本文:
+ + + +

母を憎み子供の頃から自殺未遂を繰り返す鬱病の私が赦しの機会を得、一生モノと思った鬱病を克服。母を愛し尊敬できるようになるまでの話

Image by Olia Gozha



もしあなたの中に誰かを憎む心があるなら

多分に一生本物の幸せを得ることは無理かもしれない

そう思ったりします。


これは半世紀近く母親を憎み続けて

孤独感の中で生きてきた私が

奇跡的に幸福感に満たされる人生を取り戻した話です。


目次:

自殺を繰り返した子供時代

突然に起こった赦し

まずは私の一歩から

幸せは猫が運んできてくれた

一生に一度の手紙

不幸は一生続くわけではない



自殺を繰り返した子供時代


20代も初めの頃、どう思い出そうとしても

自分の人生で楽しい事なんて思い出すことができませんでした。


多分に小学校2年生のクリスマスが最後の幸せの思い出。


転向し、いじめに遭い、わずか10歳で自殺を企てました。


幼い子供のトライでは死に切れず

再度15歳でリストカットをしますが

これは1ヶ月もの入院という結果で終わります。


学校に戻ればクラスメイトが私を怖がって離れていきましたので

さらに孤立。それからの方がもっと辛かったです。


親と絶縁をした20歳でも絶望で睡眠薬を飲み干したのに

それでも死に切れない私はもう自殺は無理なのだと悟りました。


親から、日本社会から逃げるように海外に出て

結婚して生活のサバイバルがなくなって安心した途端

今までの人生の母親に対する恨みつらみが爆発

そのぶつけようのない怒りは鬱という形でまた私を支配しました。


逃げても逃げても母親の言葉に支配されている自分。


「自分が本当の意味で幸せになれるのは

母親が死んだその時でしかない」


と、当時は本気で思っていたし

鬱時代にそれを本人に電話で告げてしまったこともあります。


私は海外で結婚したことも母に黙っていましたし

7年間、日本の実家に戻ることもありませんでした。


母は物事の良し悪しを教えてくれるより

『人からどう思われるかを気にして生きる』

+ + + +

データ抜粋:
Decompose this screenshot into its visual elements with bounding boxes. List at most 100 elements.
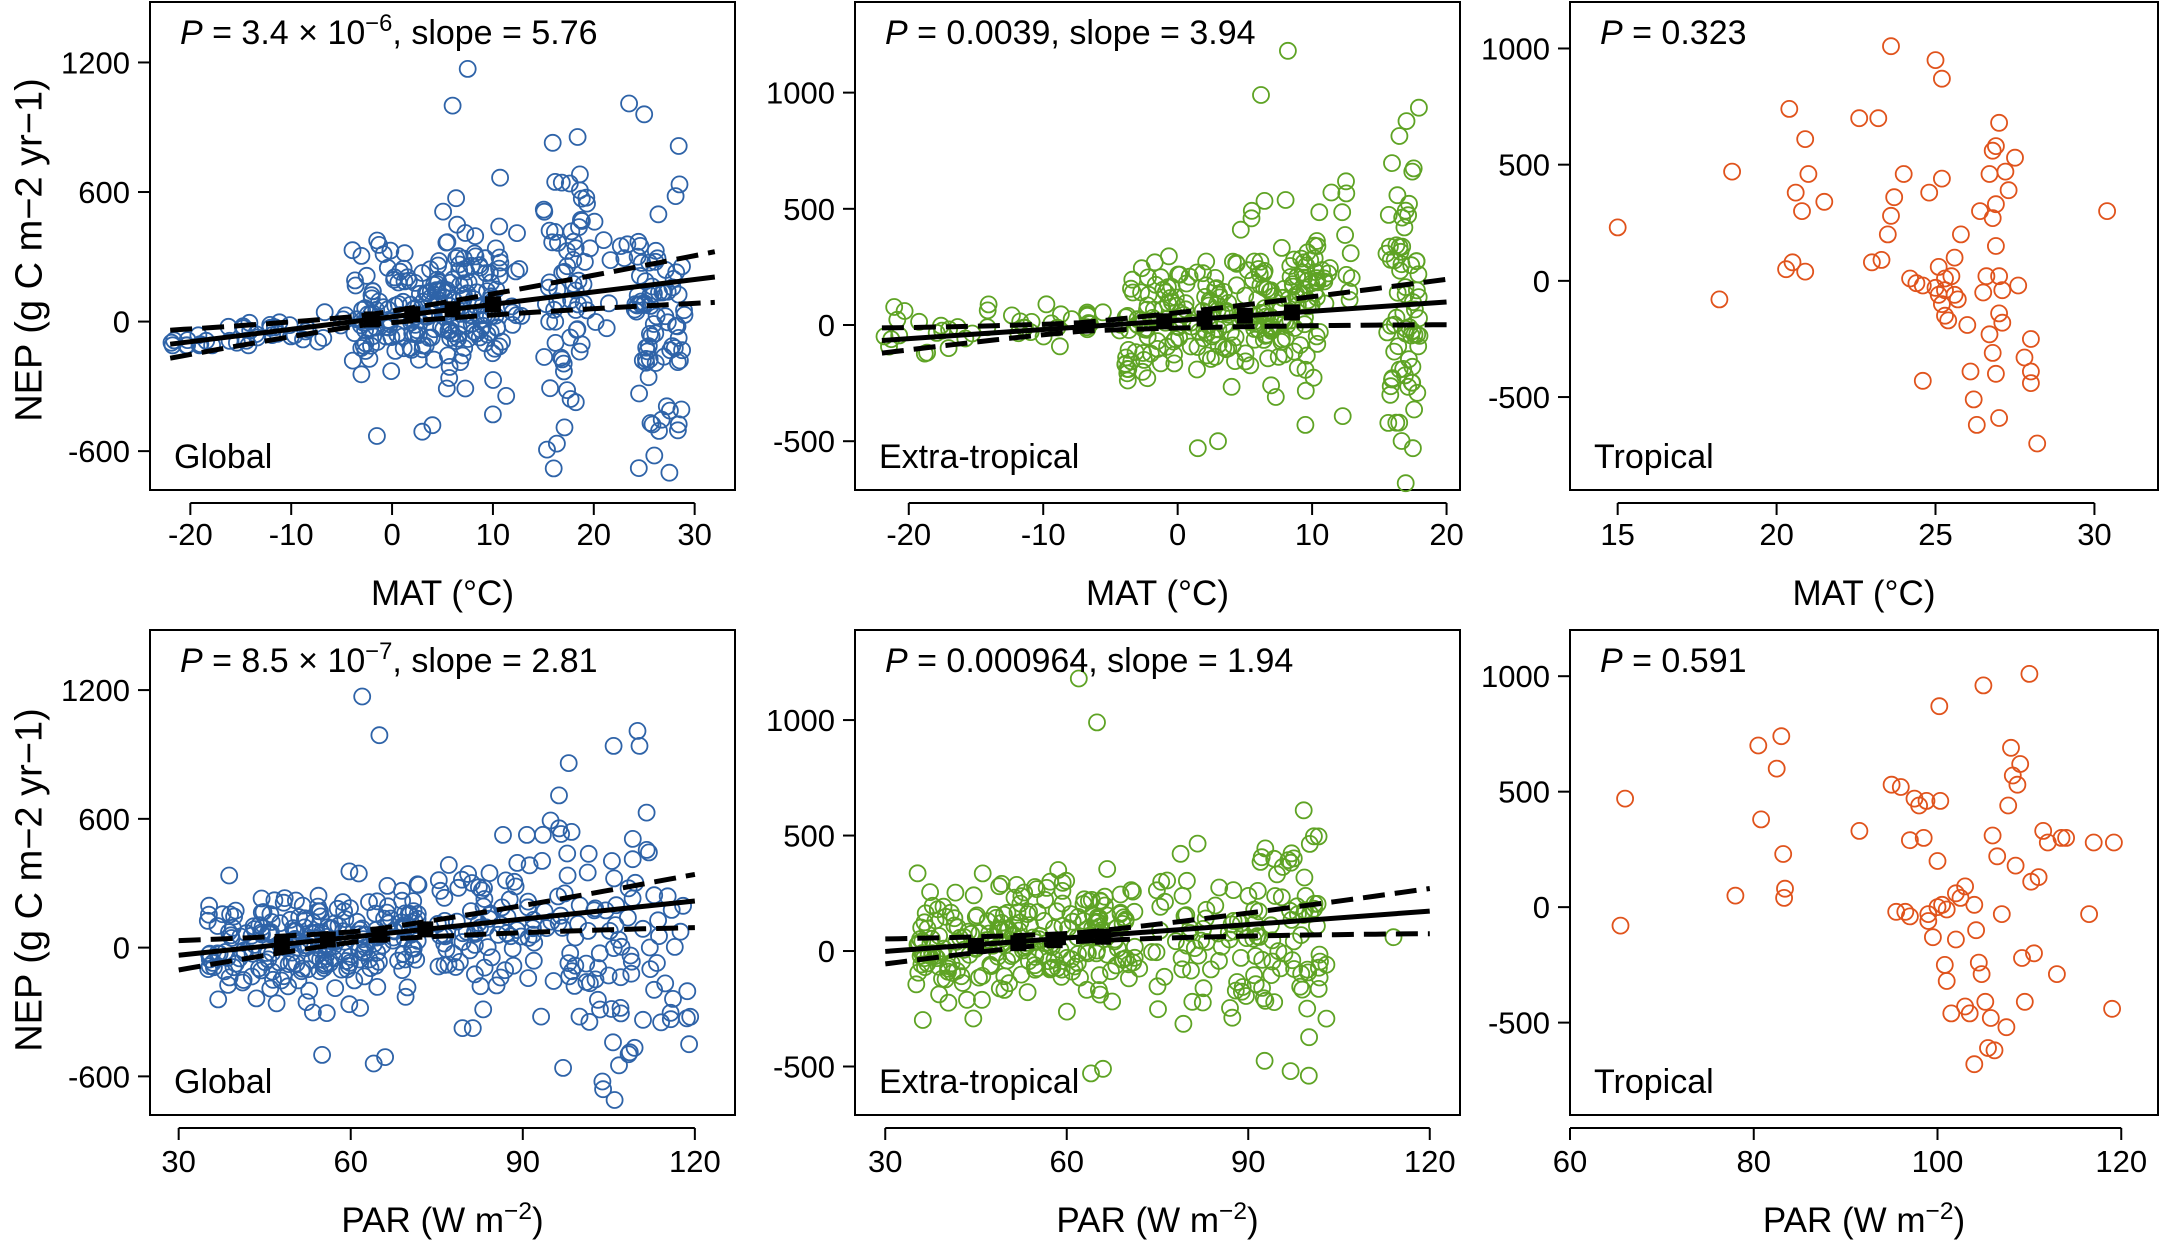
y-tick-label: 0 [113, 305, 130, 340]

+ + + +

練習問題:
**1.** 本文について、次の問いに答えなさい。
(a) 筆者が初めて自殺を企てたのは何歳のときか。
(b) 15歳でのリストカットは、どれほどの期間の入院で終わったか。
(c) 筆者が日本の実家に戻らなかったのは何年間か。
**2.** 本文の目次に並ぶ見出しをすべて書き出しなさい。
**3.** 本文のうち、「親と絶縁をした20歳でも絶望で睡眠薬を飲み干したのに」で始まり「そのぶつけようのない怒りは鬱という形でまた私を支配しました。」まで続く部分を、一字も変えずに書き写しなさい。
データは本文とは別の資料である。

解答:
**1.**
(a) 10歳
(b) 1ヶ月
(c) 7年間

**2.**
自殺を繰り返した子供時代
突然に起こった赦し
まずは私の一歩から
幸せは猫が運んできてくれた
一生に一度の手紙
不幸は一生続くわけではない

**3.**
親と絶縁をした20歳でも絶望で睡眠薬を飲み干したのに

それでも死に切れない私はもう自殺は無理なのだと悟りました。


親から、日本社会から逃げるように海外に出て

結婚して生活のサバイバルがなくなって安心した途端

今までの人生の母親に対する恨みつらみが爆発

そのぶつけようのない怒りは鬱という形でまた私を支配しました。